*AIM OF THE EXERCISE*
Drop the pictures, then extract the listing word for word.
Begin MATERIAL PROVIDED
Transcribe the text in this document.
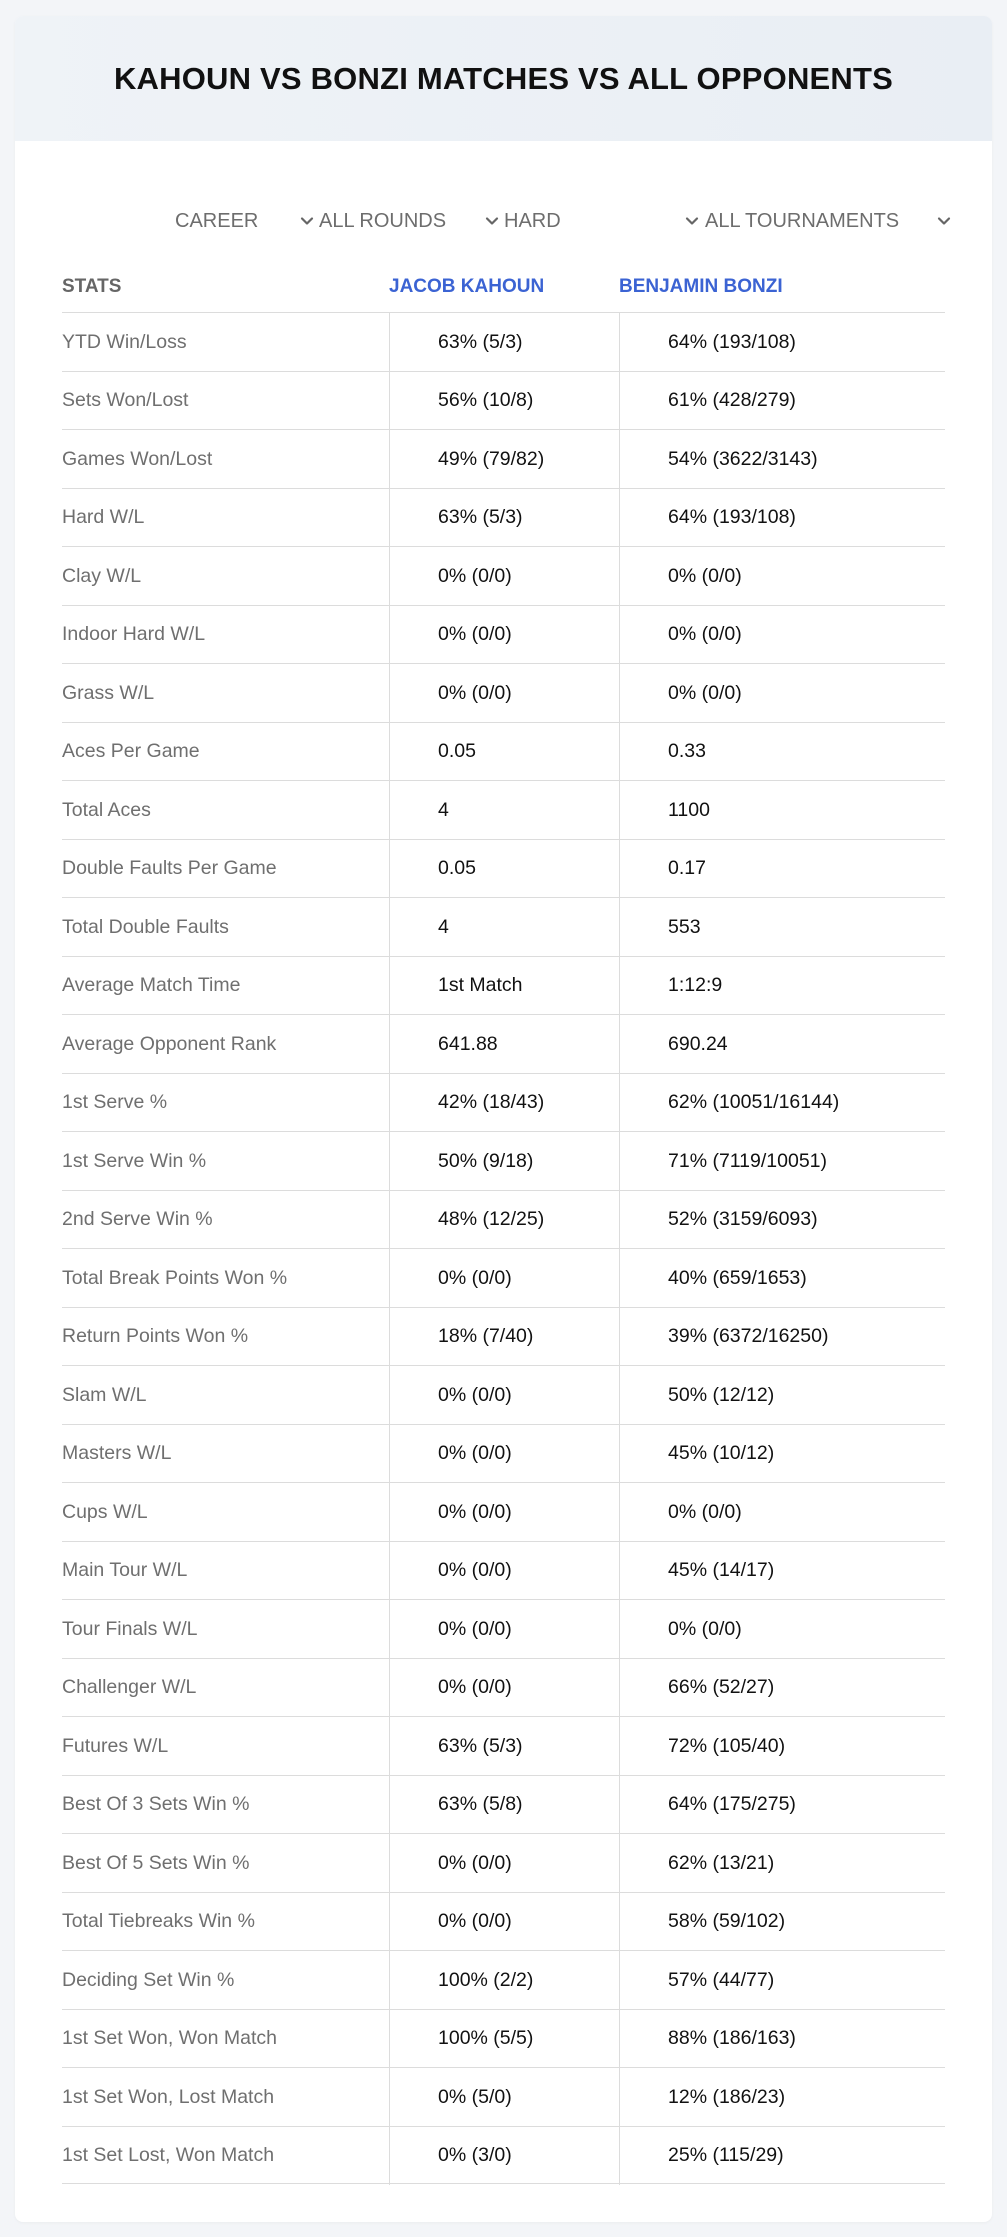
KAHOUN VS BONZI MATCHES VS ALL OPPONENTS
CAREER	ALL ROUNDS	HARD	ALL TOURNAMENTS
STATS	JACOB KAHOUN	BENJAMIN BONZI
YTD Win/Loss	63% (5/3)	64% (193/108)
Sets Won/Lost	56% (10/8)	61% (428/279)
Games Won/Lost	49% (79/82)	54% (3622/3143)
Hard W/L	63% (5/3)	64% (193/108)
Clay W/L	0% (0/0)	0% (0/0)
Indoor Hard W/L	0% (0/0)	0% (0/0)
Grass W/L	0% (0/0)	0% (0/0)
Aces Per Game	0.05	0.33
Total Aces	4	1100
Double Faults Per Game	0.05	0.17
Total Double Faults	4	553
Average Match Time	1st Match	1:12:9
Average Opponent Rank	641.88	690.24
1st Serve %	42% (18/43)	62% (10051/16144)
1st Serve Win %	50% (9/18)	71% (7119/10051)
2nd Serve Win %	48% (12/25)	52% (3159/6093)
Total Break Points Won %	0% (0/0)	40% (659/1653)
Return Points Won %	18% (7/40)	39% (6372/16250)
Slam W/L	0% (0/0)	50% (12/12)
Masters W/L	0% (0/0)	45% (10/12)
Cups W/L	0% (0/0)	0% (0/0)
Main Tour W/L	0% (0/0)	45% (14/17)
Tour Finals W/L	0% (0/0)	0% (0/0)
Challenger W/L	0% (0/0)	66% (52/27)
Futures W/L	63% (5/3)	72% (105/40)
Best Of 3 Sets Win %	63% (5/8)	64% (175/275)
Best Of 5 Sets Win %	0% (0/0)	62% (13/21)
Total Tiebreaks Win %	0% (0/0)	58% (59/102)
Deciding Set Win %	100% (2/2)	57% (44/77)
1st Set Won, Won Match	100% (5/5)	88% (186/163)
1st Set Won, Lost Match	0% (5/0)	12% (186/23)
1st Set Lost, Won Match	0% (3/0)	25% (115/29)
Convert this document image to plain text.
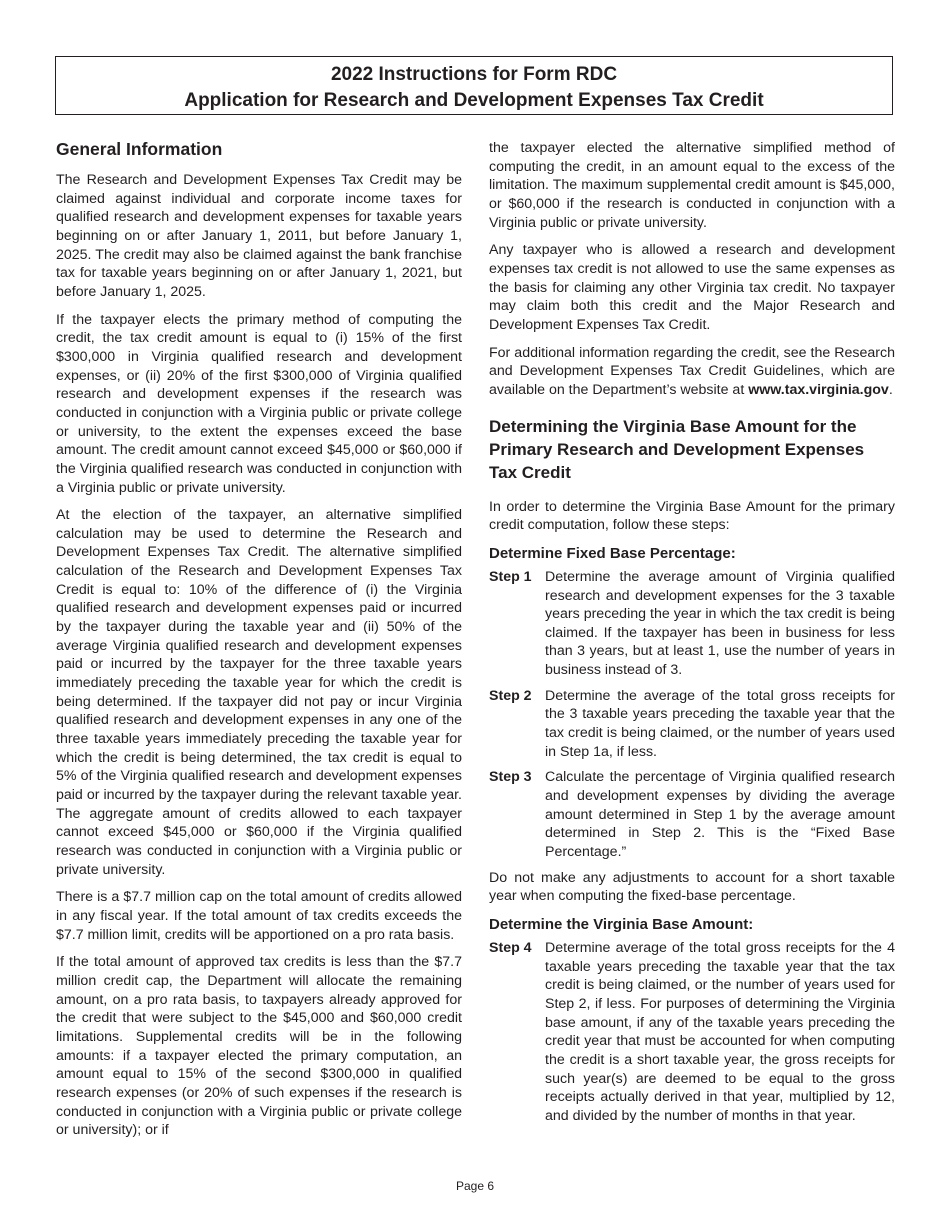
2022 Instructions for Form RDC
Application for Research and Development Expenses Tax Credit
General Information

The Research and Development Expenses Tax Credit may be claimed against individual and corporate income taxes for qualified research and development expenses for taxable years beginning on or after January 1, 2011, but before January 1, 2025. The credit may also be claimed against the bank franchise tax for taxable years beginning on or after January 1, 2021, but before January 1, 2025.

If the taxpayer elects the primary method of computing the credit, the tax credit amount is equal to (i) 15% of the first $300,000 in Virginia qualified research and development expenses, or (ii) 20% of the first $300,000 of Virginia qualified research and development expenses if the research was conducted in conjunction with a Virginia public or private college or university, to the extent the expenses exceed the base amount. The credit amount cannot exceed $45,000 or $60,000 if the Virginia qualified research was conducted in conjunction with a Virginia public or private university.

At the election of the taxpayer, an alternative simplified calculation may be used to determine the Research and Development Expenses Tax Credit. The alternative simplified calculation of the Research and Development Expenses Tax Credit is equal to: 10% of the difference of (i) the Virginia qualified research and development expenses paid or incurred by the taxpayer during the taxable year and (ii) 50% of the average Virginia qualified research and development expenses paid or incurred by the taxpayer for the three taxable years immediately preceding the taxable year for which the credit is being determined. If the taxpayer did not pay or incur Virginia qualified research and development expenses in any one of the three taxable years immediately preceding the taxable year for which the credit is being determined, the tax credit is equal to 5% of the Virginia qualified research and development expenses paid or incurred by the taxpayer during the relevant taxable year. The aggregate amount of credits allowed to each taxpayer cannot exceed $45,000 or $60,000 if the Virginia qualified research was conducted in conjunction with a Virginia public or private university.

There is a $7.7 million cap on the total amount of credits allowed in any fiscal year. If the total amount of tax credits exceeds the $7.7 million limit, credits will be apportioned on a pro rata basis.

If the total amount of approved tax credits is less than the $7.7 million credit cap, the Department will allocate the remaining amount, on a pro rata basis, to taxpayers already approved for the credit that were subject to the $45,000 and $60,000 credit limitations. Supplemental credits will be in the following amounts: if a taxpayer elected the primary computation, an amount equal to 15% of the second $300,000 in qualified research expenses (or 20% of such expenses if the research is conducted in conjunction with a Virginia public or private college or university); or if

the taxpayer elected the alternative simplified method of computing the credit, in an amount equal to the excess of the limitation. The maximum supplemental credit amount is $45,000, or $60,000 if the research is conducted in conjunction with a Virginia public or private university.

Any taxpayer who is allowed a research and development expenses tax credit is not allowed to use the same expenses as the basis for claiming any other Virginia tax credit. No taxpayer may claim both this credit and the Major Research and Development Expenses Tax Credit.

For additional information regarding the credit, see the Research and Development Expenses Tax Credit Guidelines, which are available on the Department’s website at www.tax.virginia.gov.

Determining the Virginia Base Amount for the Primary Research and Development Expenses Tax Credit

In order to determine the Virginia Base Amount for the primary credit computation, follow these steps:

Determine Fixed Base Percentage:
Step 1 Determine the average amount of Virginia qualified research and development expenses for the 3 taxable years preceding the year in which the tax credit is being claimed. If the taxpayer has been in business for less than 3 years, but at least 1, use the number of years in business instead of 3.
Step 2 Determine the average of the total gross receipts for the 3 taxable years preceding the taxable year that the tax credit is being claimed, or the number of years used in Step 1a, if less.
Step 3 Calculate the percentage of Virginia qualified research and development expenses by dividing the average amount determined in Step 1 by the average amount determined in Step 2. This is the “Fixed Base Percentage.”

Do not make any adjustments to account for a short taxable year when computing the fixed-base percentage.

Determine the Virginia Base Amount:
Step 4 Determine average of the total gross receipts for the 4 taxable years preceding the taxable year that the tax credit is being claimed, or the number of years used for Step 2, if less. For purposes of determining the Virginia base amount, if any of the taxable years preceding the credit year that must be accounted for when computing the credit is a short taxable year, the gross receipts for such year(s) are deemed to be equal to the gross receipts actually derived in that year, multiplied by 12, and divided by the number of months in that year.
Page 6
End MATERIAL PROVIDED
*FINAL RESULT*
Transcribe the text in this document.
KAHOUN VS BONZI MATCHES VS ALL OPPONENTS
CAREER	ALL ROUNDS	HARD	ALL TOURNAMENTS
STATS	JACOB KAHOUN	BENJAMIN BONZI
YTD Win/Loss	63% (5/3)	64% (193/108)
Sets Won/Lost	56% (10/8)	61% (428/279)
Games Won/Lost	49% (79/82)	54% (3622/3143)
Hard W/L	63% (5/3)	64% (193/108)
Clay W/L	0% (0/0)	0% (0/0)
Indoor Hard W/L	0% (0/0)	0% (0/0)
Grass W/L	0% (0/0)	0% (0/0)
Aces Per Game	0.05	0.33
Total Aces	4	1100
Double Faults Per Game	0.05	0.17
Total Double Faults	4	553
Average Match Time	1st Match	1:12:9
Average Opponent Rank	641.88	690.24
1st Serve %	42% (18/43)	62% (10051/16144)
1st Serve Win %	50% (9/18)	71% (7119/10051)
2nd Serve Win %	48% (12/25)	52% (3159/6093)
Total Break Points Won %	0% (0/0)	40% (659/1653)
Return Points Won %	18% (7/40)	39% (6372/16250)
Slam W/L	0% (0/0)	50% (12/12)
Masters W/L	0% (0/0)	45% (10/12)
Cups W/L	0% (0/0)	0% (0/0)
Main Tour W/L	0% (0/0)	45% (14/17)
Tour Finals W/L	0% (0/0)	0% (0/0)
Challenger W/L	0% (0/0)	66% (52/27)
Futures W/L	63% (5/3)	72% (105/40)
Best Of 3 Sets Win %	63% (5/8)	64% (175/275)
Best Of 5 Sets Win %	0% (0/0)	62% (13/21)
Total Tiebreaks Win %	0% (0/0)	58% (59/102)
Deciding Set Win %	100% (2/2)	57% (44/77)
1st Set Won, Won Match	100% (5/5)	88% (186/163)
1st Set Won, Lost Match	0% (5/0)	12% (186/23)
1st Set Lost, Won Match	0% (3/0)	25% (115/29)
Convert this document image to plain text.
2022 Instructions for Form RDC
Application for Research and Development Expenses Tax Credit
General Information

The Research and Development Expenses Tax Credit may be claimed against individual and corporate income taxes for qualified research and development expenses for taxable years beginning on or after January 1, 2011, but before January 1, 2025. The credit may also be claimed against the bank franchise tax for taxable years beginning on or after January 1, 2021, but before January 1, 2025.

If the taxpayer elects the primary method of computing the credit, the tax credit amount is equal to (i) 15% of the first $300,000 in Virginia qualified research and development expenses, or (ii) 20% of the first $300,000 of Virginia qualified research and development expenses if the research was conducted in conjunction with a Virginia public or private college or university, to the extent the expenses exceed the base amount. The credit amount cannot exceed $45,000 or $60,000 if the Virginia qualified research was conducted in conjunction with a Virginia public or private university.

At the election of the taxpayer, an alternative simplified calculation may be used to determine the Research and Development Expenses Tax Credit. The alternative simplified calculation of the Research and Development Expenses Tax Credit is equal to: 10% of the difference of (i) the Virginia qualified research and development expenses paid or incurred by the taxpayer during the taxable year and (ii) 50% of the average Virginia qualified research and development expenses paid or incurred by the taxpayer for the three taxable years immediately preceding the taxable year for which the credit is being determined. If the taxpayer did not pay or incur Virginia qualified research and development expenses in any one of the three taxable years immediately preceding the taxable year for which the credit is being determined, the tax credit is equal to 5% of the Virginia qualified research and development expenses paid or incurred by the taxpayer during the relevant taxable year. The aggregate amount of credits allowed to each taxpayer cannot exceed $45,000 or $60,000 if the Virginia qualified research was conducted in conjunction with a Virginia public or private university.

There is a $7.7 million cap on the total amount of credits allowed in any fiscal year. If the total amount of tax credits exceeds the $7.7 million limit, credits will be apportioned on a pro rata basis.

If the total amount of approved tax credits is less than the $7.7 million credit cap, the Department will allocate the remaining amount, on a pro rata basis, to taxpayers already approved for the credit that were subject to the $45,000 and $60,000 credit limitations. Supplemental credits will be in the following amounts: if a taxpayer elected the primary computation, an amount equal to 15% of the second $300,000 in qualified research expenses (or 20% of such expenses if the research is conducted in conjunction with a Virginia public or private college or university); or if

the taxpayer elected the alternative simplified method of computing the credit, in an amount equal to the excess of the limitation. The maximum supplemental credit amount is $45,000, or $60,000 if the research is conducted in conjunction with a Virginia public or private university.

Any taxpayer who is allowed a research and development expenses tax credit is not allowed to use the same expenses as the basis for claiming any other Virginia tax credit. No taxpayer may claim both this credit and the Major Research and Development Expenses Tax Credit.

For additional information regarding the credit, see the Research and Development Expenses Tax Credit Guidelines, which are available on the Department’s website at www.tax.virginia.gov.

Determining the Virginia Base Amount for the Primary Research and Development Expenses Tax Credit

In order to determine the Virginia Base Amount for the primary credit computation, follow these steps:

Determine Fixed Base Percentage:
Step 1 Determine the average amount of Virginia qualified research and development expenses for the 3 taxable years preceding the year in which the tax credit is being claimed. If the taxpayer has been in business for less than 3 years, but at least 1, use the number of years in business instead of 3.
Step 2 Determine the average of the total gross receipts for the 3 taxable years preceding the taxable year that the tax credit is being claimed, or the number of years used in Step 1a, if less.
Step 3 Calculate the percentage of Virginia qualified research and development expenses by dividing the average amount determined in Step 1 by the average amount determined in Step 2. This is the “Fixed Base Percentage.”

Do not make any adjustments to account for a short taxable year when computing the fixed-base percentage.

Determine the Virginia Base Amount:
Step 4 Determine average of the total gross receipts for the 4 taxable years preceding the taxable year that the tax credit is being claimed, or the number of years used for Step 2, if less. For purposes of determining the Virginia base amount, if any of the taxable years preceding the credit year that must be accounted for when computing the credit is a short taxable year, the gross receipts for such year(s) are deemed to be equal to the gross receipts actually derived in that year, multiplied by 12, and divided by the number of months in that year.
Page 6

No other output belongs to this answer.